_REQUIREMENT_
Locate every line in the records below that holds the word "from" and return each one.

[Saved data entries]
========

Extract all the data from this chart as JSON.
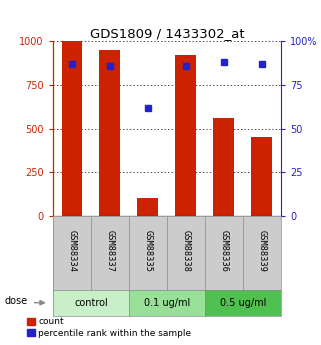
{
  "title": "GDS1809 / 1433302_at",
  "samples": [
    "GSM88334",
    "GSM88337",
    "GSM88335",
    "GSM88338",
    "GSM88336",
    "GSM88339"
  ],
  "bar_heights": [
    1000,
    950,
    100,
    920,
    560,
    450
  ],
  "blue_y": [
    87,
    86,
    62,
    86,
    88,
    87
  ],
  "groups": [
    {
      "label": "control",
      "span": [
        0,
        2
      ],
      "color": "#c8efc8"
    },
    {
      "label": "0.1 ug/ml",
      "span": [
        2,
        4
      ],
      "color": "#98e098"
    },
    {
      "label": "0.5 ug/ml",
      "span": [
        4,
        6
      ],
      "color": "#50c050"
    }
  ],
  "bar_color": "#cc2200",
  "blue_color": "#2222cc",
  "left_axis_color": "#cc2200",
  "right_axis_color": "#2222cc",
  "ylim_left": [
    0,
    1000
  ],
  "ylim_right": [
    0,
    100
  ],
  "yticks_left": [
    0,
    250,
    500,
    750,
    1000
  ],
  "ytick_labels_left": [
    "0",
    "250",
    "500",
    "750",
    "1000"
  ],
  "yticks_right": [
    0,
    25,
    50,
    75,
    100
  ],
  "ytick_labels_right": [
    "0",
    "25",
    "50",
    "75",
    "100%"
  ],
  "bar_width": 0.55,
  "dose_label": "dose",
  "legend_count_label": "count",
  "legend_pct_label": "percentile rank within the sample",
  "sample_box_color": "#cccccc",
  "title_fontsize": 9.5
}
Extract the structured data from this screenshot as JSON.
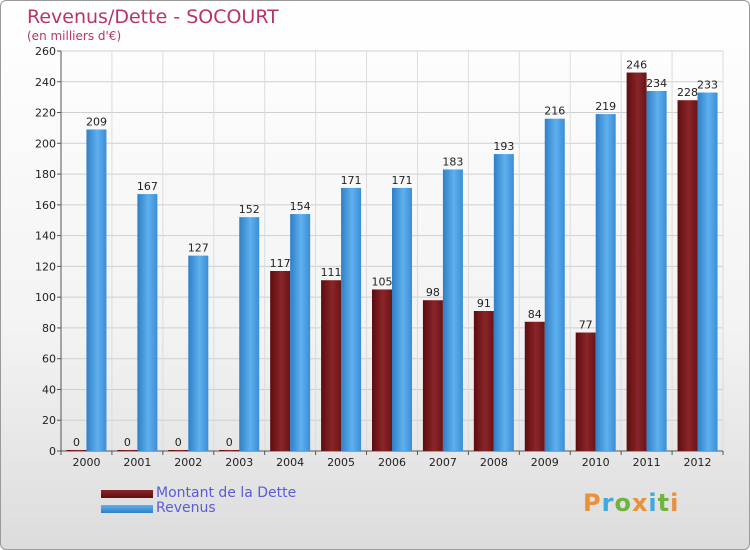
{
  "header": {
    "title": "Revenus/Dette - SOCOURT",
    "subtitle": "(en milliers d'€)"
  },
  "brand": {
    "text": "Proxiti",
    "letters": [
      "P",
      "r",
      "o",
      "x",
      "i",
      "t",
      "i"
    ],
    "letter_colors": [
      "#e8903a",
      "#3fa9dc",
      "#6fb43f",
      "#e8903a",
      "#3fa9dc",
      "#6fb43f",
      "#e8903a"
    ]
  },
  "chart_data": {
    "type": "bar",
    "title": "Revenus/Dette - SOCOURT",
    "ylabel": "(en milliers d'€)",
    "ylim": [
      0,
      260
    ],
    "yticks": [
      0,
      20,
      40,
      60,
      80,
      100,
      120,
      140,
      160,
      180,
      200,
      220,
      240,
      260
    ],
    "grid": true,
    "legend_position": "bottom-left",
    "categories": [
      "2000",
      "2001",
      "2002",
      "2003",
      "2004",
      "2005",
      "2006",
      "2007",
      "2008",
      "2009",
      "2010",
      "2011",
      "2012"
    ],
    "series": [
      {
        "name": "Montant de la Dette",
        "color": "#7a1a1e",
        "values": [
          0,
          0,
          0,
          0,
          117,
          111,
          105,
          98,
          91,
          84,
          77,
          246,
          228
        ]
      },
      {
        "name": "Revenus",
        "color": "#3b93d8",
        "values": [
          209,
          167,
          127,
          152,
          154,
          171,
          171,
          183,
          193,
          216,
          219,
          234,
          233
        ]
      }
    ]
  }
}
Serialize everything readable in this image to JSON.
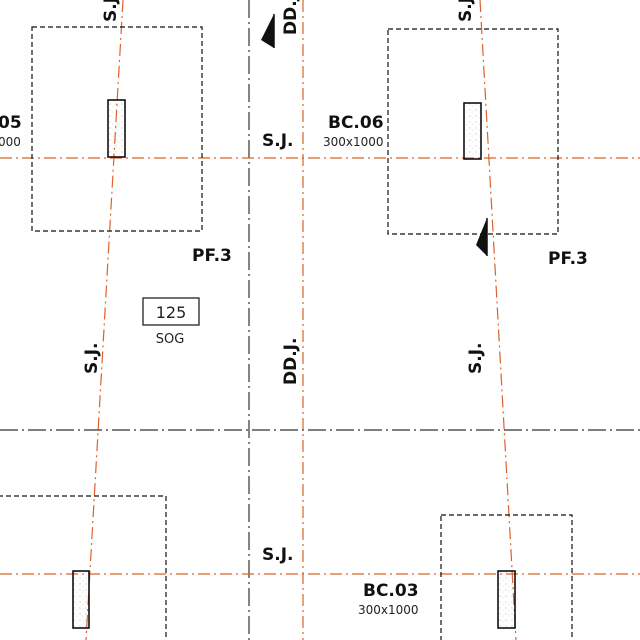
{
  "drawing": {
    "joint_labels": {
      "sj": "S.J.",
      "ddj": "DD.J."
    },
    "columns": {
      "bc05_partial": {
        "name": "05",
        "size": "000"
      },
      "bc06": {
        "name": "BC.06",
        "size": "300x1000"
      },
      "bc03": {
        "name": "BC.03",
        "size": "300x1000"
      }
    },
    "footings": {
      "pf3_left": "PF.3",
      "pf3_right": "PF.3"
    },
    "slab": {
      "thickness": "125",
      "type": "SOG"
    },
    "colors": {
      "joint_line": "#e0602a",
      "linework": "#111111",
      "gridline": "#333333"
    }
  }
}
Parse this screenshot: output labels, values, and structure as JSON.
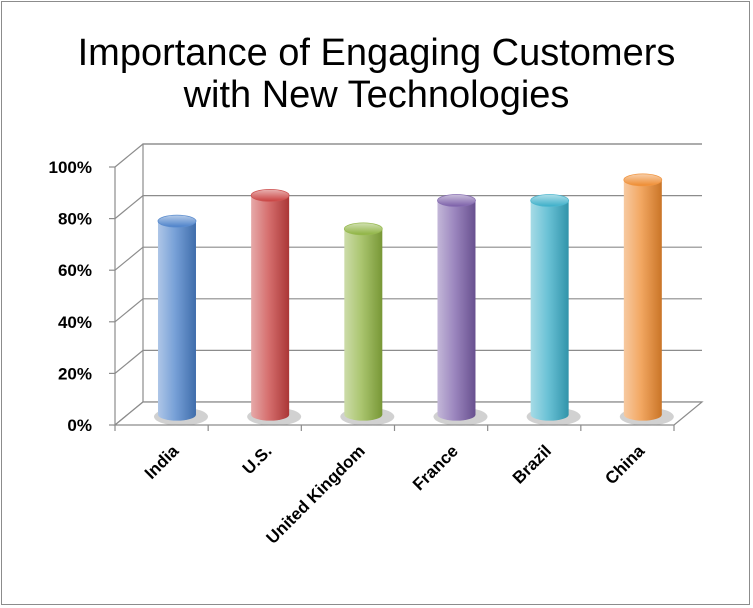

========

_TASK ANSWER_
Extract all the data from this chart as JSON.
Extract the structured data from this screenshot as JSON.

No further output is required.